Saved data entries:
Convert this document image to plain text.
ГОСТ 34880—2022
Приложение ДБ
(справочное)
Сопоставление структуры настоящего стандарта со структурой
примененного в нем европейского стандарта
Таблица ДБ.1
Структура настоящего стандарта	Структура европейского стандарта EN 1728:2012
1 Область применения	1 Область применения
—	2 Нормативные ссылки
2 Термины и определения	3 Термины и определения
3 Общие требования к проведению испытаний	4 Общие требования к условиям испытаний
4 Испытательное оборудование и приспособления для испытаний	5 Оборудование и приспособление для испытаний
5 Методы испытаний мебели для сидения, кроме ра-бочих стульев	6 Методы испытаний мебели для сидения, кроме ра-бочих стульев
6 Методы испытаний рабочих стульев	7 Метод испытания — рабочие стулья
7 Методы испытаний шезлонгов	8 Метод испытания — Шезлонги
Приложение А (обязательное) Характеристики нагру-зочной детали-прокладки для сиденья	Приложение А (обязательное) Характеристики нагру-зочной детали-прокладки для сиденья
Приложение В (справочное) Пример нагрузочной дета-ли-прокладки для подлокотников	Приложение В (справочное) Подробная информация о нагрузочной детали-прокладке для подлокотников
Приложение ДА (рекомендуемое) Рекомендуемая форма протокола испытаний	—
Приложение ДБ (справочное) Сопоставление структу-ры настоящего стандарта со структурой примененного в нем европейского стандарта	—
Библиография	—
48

*Task to carry out*. Pick out and copy the lines of the material that include the word "детали".

*Worked answer*.
Приложение А (обязательное) Характеристики нагру-зочной детали-прокладки для сиденья	Приложение А (обязательное) Характеристики нагру-зочной детали-прокладки для сиденья
Приложение В (справочное) Пример нагрузочной дета-ли-прокладки для подлокотников	Приложение В (справочное) Подробная информация о нагрузочной детали-прокладке для подлокотников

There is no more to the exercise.